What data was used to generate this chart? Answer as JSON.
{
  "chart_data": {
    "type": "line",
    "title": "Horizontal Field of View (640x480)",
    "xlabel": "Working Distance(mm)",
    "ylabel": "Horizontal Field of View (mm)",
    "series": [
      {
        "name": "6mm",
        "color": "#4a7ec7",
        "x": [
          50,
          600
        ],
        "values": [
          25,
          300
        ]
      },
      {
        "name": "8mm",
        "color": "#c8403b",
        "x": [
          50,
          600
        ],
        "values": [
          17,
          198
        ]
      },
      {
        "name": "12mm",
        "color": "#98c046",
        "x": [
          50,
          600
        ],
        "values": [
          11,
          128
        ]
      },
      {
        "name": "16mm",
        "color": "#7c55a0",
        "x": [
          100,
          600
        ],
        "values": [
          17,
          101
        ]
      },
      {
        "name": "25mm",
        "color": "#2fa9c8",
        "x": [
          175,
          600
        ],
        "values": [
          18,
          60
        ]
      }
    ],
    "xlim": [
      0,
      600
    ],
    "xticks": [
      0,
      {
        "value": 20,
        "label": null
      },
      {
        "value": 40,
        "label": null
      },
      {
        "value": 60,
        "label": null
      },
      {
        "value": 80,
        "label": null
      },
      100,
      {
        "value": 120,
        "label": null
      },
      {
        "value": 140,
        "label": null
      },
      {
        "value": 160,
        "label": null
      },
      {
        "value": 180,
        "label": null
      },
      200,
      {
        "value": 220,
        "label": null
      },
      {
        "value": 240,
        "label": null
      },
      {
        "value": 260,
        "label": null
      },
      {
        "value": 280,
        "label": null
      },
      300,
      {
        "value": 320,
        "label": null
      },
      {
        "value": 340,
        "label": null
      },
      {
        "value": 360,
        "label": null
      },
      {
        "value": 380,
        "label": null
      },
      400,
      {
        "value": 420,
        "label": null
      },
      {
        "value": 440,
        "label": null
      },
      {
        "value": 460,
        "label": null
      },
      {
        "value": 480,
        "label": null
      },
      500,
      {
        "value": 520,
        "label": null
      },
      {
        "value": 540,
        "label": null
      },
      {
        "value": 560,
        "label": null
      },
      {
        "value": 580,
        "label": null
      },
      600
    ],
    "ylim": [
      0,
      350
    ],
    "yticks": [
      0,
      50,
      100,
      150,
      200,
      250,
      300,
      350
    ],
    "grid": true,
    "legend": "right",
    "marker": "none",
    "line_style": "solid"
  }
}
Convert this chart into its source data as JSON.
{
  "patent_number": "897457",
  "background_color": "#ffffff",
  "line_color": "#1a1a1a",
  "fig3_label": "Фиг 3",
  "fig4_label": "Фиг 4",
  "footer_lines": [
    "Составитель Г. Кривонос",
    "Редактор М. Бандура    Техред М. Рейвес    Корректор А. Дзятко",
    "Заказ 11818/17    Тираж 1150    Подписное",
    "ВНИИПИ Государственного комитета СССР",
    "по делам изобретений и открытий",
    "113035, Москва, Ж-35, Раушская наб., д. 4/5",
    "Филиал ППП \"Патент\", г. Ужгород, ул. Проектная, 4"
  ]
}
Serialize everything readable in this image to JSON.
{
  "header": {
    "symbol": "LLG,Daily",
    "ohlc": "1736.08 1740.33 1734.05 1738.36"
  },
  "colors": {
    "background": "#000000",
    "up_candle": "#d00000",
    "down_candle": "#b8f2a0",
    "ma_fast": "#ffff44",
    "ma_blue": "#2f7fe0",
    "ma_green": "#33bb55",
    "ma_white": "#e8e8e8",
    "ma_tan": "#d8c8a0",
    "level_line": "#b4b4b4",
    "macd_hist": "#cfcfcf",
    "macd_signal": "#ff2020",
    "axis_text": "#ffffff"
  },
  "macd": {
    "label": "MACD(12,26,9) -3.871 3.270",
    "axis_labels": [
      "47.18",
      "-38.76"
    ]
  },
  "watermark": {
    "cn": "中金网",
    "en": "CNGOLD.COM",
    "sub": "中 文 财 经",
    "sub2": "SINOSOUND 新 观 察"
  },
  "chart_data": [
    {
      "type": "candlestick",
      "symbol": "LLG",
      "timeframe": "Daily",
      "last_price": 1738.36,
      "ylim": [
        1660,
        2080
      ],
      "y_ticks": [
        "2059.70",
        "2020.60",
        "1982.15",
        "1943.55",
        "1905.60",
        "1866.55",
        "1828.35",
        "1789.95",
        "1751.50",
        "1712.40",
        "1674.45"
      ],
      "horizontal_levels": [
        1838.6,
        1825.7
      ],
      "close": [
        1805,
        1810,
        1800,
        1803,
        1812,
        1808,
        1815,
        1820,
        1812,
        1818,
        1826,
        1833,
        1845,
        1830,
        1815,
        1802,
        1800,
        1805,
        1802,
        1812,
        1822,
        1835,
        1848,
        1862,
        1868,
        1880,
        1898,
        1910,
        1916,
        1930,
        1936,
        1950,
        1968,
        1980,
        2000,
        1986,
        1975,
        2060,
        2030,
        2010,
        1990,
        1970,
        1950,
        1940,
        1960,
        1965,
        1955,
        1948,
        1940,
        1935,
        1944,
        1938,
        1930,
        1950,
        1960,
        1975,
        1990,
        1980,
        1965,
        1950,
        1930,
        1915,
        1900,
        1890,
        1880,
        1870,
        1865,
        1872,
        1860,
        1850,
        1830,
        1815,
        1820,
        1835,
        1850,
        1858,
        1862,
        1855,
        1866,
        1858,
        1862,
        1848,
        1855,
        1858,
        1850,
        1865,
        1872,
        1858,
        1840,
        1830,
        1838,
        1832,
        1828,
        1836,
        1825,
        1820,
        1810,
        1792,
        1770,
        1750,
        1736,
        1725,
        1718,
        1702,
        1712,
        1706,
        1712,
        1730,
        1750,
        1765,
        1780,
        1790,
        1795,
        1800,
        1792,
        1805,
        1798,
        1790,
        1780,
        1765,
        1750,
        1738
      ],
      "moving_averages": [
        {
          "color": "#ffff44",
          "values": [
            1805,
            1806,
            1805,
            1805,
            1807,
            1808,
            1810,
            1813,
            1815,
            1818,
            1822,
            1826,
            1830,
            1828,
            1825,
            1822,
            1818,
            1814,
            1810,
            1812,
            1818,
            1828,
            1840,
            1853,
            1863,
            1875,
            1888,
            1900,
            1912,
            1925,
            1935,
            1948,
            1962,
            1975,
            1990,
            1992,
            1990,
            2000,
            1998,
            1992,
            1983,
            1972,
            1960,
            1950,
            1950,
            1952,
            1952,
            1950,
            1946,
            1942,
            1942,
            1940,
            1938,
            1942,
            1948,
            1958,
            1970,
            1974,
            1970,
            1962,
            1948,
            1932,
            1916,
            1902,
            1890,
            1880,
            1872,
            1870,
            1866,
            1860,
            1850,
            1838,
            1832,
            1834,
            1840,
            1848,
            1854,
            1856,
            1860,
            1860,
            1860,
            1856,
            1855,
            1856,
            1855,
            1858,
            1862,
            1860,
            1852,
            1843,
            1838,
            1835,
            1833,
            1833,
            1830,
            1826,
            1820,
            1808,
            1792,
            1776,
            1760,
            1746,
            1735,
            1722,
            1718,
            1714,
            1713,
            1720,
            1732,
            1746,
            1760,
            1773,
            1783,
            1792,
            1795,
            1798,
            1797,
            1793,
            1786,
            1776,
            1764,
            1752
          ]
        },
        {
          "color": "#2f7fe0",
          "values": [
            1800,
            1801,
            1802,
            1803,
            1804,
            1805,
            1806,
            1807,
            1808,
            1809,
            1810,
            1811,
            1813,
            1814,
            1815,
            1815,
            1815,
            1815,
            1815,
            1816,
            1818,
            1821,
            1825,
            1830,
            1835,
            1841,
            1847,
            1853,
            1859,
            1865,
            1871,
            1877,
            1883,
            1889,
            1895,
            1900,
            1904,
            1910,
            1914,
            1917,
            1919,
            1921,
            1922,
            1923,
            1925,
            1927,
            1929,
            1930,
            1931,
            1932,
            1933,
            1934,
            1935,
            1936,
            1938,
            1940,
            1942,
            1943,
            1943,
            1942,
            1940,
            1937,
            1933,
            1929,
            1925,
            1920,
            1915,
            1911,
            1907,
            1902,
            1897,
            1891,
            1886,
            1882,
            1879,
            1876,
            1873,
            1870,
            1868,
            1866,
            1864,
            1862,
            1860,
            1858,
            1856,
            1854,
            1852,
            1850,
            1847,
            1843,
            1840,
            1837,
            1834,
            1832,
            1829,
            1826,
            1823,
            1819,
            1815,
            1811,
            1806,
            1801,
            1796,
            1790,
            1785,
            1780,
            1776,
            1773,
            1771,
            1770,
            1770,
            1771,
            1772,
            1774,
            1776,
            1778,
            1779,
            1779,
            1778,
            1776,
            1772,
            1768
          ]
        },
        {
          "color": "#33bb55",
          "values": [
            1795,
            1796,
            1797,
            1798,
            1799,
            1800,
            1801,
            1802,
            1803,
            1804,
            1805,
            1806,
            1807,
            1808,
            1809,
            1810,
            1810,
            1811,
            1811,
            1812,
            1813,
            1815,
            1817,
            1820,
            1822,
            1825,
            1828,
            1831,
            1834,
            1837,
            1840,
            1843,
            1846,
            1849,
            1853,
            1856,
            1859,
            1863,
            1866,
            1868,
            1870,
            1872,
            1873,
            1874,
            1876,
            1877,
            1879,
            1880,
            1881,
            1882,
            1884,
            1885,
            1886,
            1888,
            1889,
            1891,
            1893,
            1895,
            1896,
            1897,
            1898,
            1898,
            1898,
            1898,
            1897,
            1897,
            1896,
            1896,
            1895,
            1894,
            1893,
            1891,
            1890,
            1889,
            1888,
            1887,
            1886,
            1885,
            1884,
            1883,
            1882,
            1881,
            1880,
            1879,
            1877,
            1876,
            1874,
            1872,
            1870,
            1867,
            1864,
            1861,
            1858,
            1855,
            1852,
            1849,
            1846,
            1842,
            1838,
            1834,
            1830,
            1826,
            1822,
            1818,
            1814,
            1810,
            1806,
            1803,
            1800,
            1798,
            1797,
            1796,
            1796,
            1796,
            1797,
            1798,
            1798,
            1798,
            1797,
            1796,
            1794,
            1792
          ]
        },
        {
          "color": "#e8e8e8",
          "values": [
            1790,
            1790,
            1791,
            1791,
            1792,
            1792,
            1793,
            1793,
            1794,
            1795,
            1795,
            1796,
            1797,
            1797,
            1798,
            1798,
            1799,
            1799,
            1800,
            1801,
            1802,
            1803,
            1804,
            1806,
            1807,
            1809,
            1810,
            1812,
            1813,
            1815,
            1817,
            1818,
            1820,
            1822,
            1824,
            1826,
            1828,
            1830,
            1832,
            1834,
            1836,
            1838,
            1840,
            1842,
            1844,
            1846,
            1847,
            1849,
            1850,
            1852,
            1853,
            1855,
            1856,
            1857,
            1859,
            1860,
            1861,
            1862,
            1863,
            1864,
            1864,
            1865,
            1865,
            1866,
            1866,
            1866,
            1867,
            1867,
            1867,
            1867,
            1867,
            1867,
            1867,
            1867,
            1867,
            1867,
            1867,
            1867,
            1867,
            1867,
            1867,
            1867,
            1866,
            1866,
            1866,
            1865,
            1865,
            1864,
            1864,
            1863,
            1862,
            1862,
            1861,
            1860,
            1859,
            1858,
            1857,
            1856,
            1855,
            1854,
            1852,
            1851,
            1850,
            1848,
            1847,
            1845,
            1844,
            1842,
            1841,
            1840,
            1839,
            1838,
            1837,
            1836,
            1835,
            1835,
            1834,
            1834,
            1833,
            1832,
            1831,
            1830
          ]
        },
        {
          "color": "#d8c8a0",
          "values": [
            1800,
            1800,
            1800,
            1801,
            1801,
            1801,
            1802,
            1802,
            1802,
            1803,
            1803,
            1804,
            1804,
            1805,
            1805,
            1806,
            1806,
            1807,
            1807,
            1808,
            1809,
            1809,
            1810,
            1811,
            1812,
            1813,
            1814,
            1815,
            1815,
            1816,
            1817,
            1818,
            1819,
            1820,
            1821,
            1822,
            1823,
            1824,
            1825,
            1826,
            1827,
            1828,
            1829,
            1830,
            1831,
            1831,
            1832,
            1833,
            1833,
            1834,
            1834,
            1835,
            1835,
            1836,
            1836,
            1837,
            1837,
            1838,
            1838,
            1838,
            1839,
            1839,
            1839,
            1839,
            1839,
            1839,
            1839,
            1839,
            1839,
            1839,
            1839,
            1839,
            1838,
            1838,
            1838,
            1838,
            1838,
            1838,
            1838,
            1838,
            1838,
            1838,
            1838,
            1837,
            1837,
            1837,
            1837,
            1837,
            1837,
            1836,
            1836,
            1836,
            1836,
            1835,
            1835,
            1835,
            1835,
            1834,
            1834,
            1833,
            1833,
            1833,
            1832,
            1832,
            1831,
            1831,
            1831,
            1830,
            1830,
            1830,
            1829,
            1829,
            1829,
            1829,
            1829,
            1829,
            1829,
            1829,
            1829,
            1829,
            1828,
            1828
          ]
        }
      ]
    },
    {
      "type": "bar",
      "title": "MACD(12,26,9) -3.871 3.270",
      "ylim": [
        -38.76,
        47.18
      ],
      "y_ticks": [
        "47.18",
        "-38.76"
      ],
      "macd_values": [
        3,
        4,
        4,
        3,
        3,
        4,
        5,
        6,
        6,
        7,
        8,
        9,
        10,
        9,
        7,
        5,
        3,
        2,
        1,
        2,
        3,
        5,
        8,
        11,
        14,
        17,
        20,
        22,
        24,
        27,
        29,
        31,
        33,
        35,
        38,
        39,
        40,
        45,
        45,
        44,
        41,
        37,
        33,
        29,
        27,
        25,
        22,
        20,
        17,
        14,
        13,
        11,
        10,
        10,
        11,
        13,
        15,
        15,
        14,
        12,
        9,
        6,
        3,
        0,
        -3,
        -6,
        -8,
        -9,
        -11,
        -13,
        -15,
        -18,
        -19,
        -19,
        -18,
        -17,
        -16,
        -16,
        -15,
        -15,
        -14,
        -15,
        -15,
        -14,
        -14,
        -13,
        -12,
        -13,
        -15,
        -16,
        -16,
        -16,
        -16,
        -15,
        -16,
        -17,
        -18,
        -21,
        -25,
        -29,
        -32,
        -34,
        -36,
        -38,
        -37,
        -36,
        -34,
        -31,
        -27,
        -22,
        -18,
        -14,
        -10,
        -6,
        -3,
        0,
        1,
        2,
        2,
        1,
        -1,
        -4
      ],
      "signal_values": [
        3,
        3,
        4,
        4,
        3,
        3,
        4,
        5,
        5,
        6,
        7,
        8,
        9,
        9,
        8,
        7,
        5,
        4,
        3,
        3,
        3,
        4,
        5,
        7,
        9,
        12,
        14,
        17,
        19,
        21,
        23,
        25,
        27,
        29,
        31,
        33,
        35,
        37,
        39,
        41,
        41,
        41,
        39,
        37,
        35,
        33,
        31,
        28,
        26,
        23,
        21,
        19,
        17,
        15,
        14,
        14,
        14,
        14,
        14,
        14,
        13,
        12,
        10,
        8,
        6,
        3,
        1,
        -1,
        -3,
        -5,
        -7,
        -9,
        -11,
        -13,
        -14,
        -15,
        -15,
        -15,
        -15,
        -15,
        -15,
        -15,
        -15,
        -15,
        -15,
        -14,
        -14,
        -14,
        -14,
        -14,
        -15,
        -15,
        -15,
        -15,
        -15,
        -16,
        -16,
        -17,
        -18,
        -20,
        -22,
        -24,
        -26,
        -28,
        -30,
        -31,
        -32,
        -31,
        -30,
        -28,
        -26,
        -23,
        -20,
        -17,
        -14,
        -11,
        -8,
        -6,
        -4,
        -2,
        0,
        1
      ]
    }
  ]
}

----------------------------------------

### Stated goal
Scan the material above. Extract every line in which the word "this" occurs.

### Result
What data was used to generate this chart? Answer as JSON.
Convert this chart into its source data as JSON.
Serialize everything readable in this image to JSON.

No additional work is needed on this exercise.